[start of EXERCISE DATA]
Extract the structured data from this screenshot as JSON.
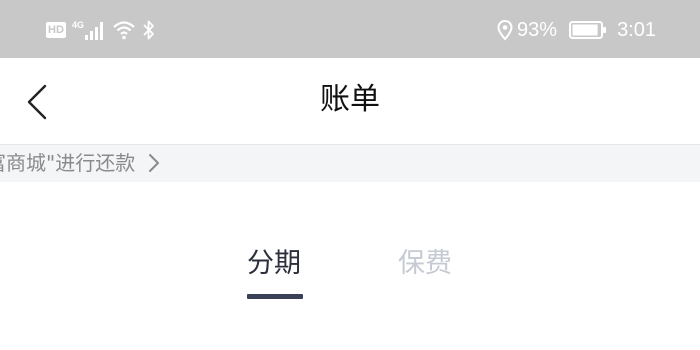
{
  "status_bar": {
    "hd_badge": "HD",
    "network": "4G",
    "battery_percent": "93%",
    "time": "3:01",
    "battery_level": 0.93
  },
  "nav": {
    "title": "账单"
  },
  "notice": {
    "text": "富商城\"进行还款"
  },
  "tabs": [
    {
      "label": "分期",
      "active": true
    },
    {
      "label": "保费",
      "active": false
    }
  ],
  "colors": {
    "status_bar_bg": "#c8c8c8",
    "active_tab": "#2b2f3b",
    "inactive_tab": "#c6cad3",
    "underline": "#3a4055"
  }
}
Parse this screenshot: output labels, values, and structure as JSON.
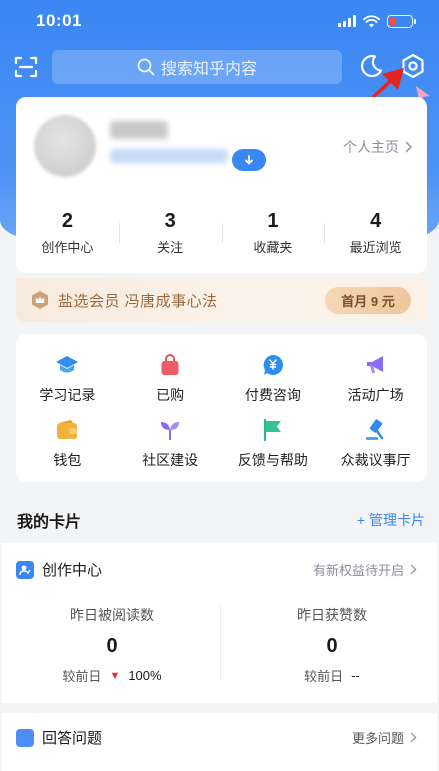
{
  "status_bar": {
    "time": "10:01"
  },
  "search": {
    "placeholder": "搜索知乎内容"
  },
  "profile": {
    "homepage_label": "个人主页",
    "stats": [
      {
        "value": "2",
        "label": "创作中心"
      },
      {
        "value": "3",
        "label": "关注"
      },
      {
        "value": "1",
        "label": "收藏夹"
      },
      {
        "value": "4",
        "label": "最近浏览"
      }
    ]
  },
  "vip": {
    "text": "盐选会员 冯唐成事心法",
    "button": "首月 9 元"
  },
  "grid": {
    "items": [
      {
        "label": "学习记录",
        "icon": "graduation-cap-icon"
      },
      {
        "label": "已购",
        "icon": "shopping-bag-icon"
      },
      {
        "label": "付费咨询",
        "icon": "yuan-chat-icon"
      },
      {
        "label": "活动广场",
        "icon": "megaphone-icon"
      },
      {
        "label": "钱包",
        "icon": "wallet-icon"
      },
      {
        "label": "社区建设",
        "icon": "sprout-icon"
      },
      {
        "label": "反馈与帮助",
        "icon": "flag-icon"
      },
      {
        "label": "众裁议事厅",
        "icon": "gavel-icon"
      }
    ]
  },
  "cards": {
    "title": "我的卡片",
    "manage_label": "+ 管理卡片",
    "creation": {
      "title": "创作中心",
      "right_link": "有新权益待开启",
      "metrics": [
        {
          "label": "昨日被阅读数",
          "value": "0",
          "compare_label": "较前日",
          "compare_value": "100%",
          "trend": "down"
        },
        {
          "label": "昨日获赞数",
          "value": "0",
          "compare_label": "较前日",
          "compare_value": "--"
        }
      ]
    },
    "answer": {
      "title": "回答问题",
      "right_link": "更多问题"
    }
  },
  "colors": {
    "brand_blue": "#3a86f3",
    "vip_gold": "#9a6a3c",
    "alert_red": "#e8313a"
  }
}
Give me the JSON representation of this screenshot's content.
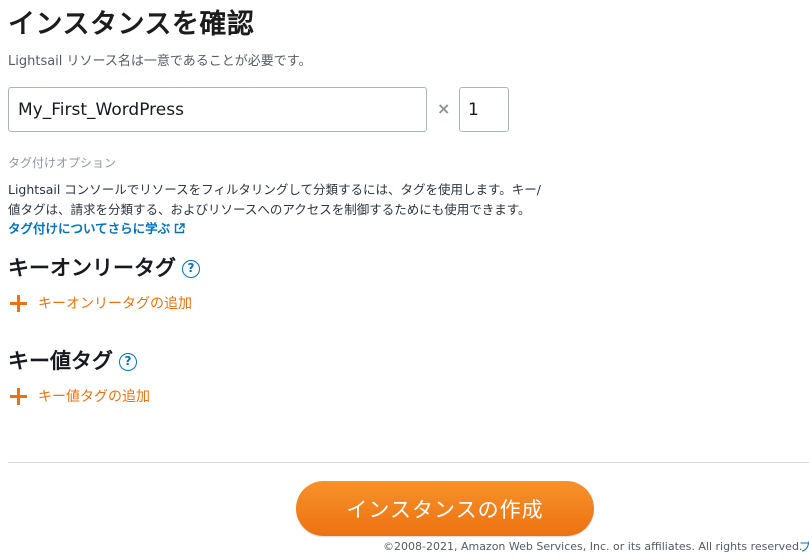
[end of EXERCISE DATA]
TO DO:
Pull out each line of the records holding the string "this".

THE ANSWER:
Extract the structured data from this screenshot as JSON.
Parse this screenshot: output labels, values, and structure as JSON.
Give me the JSON representation of this screenshot's content.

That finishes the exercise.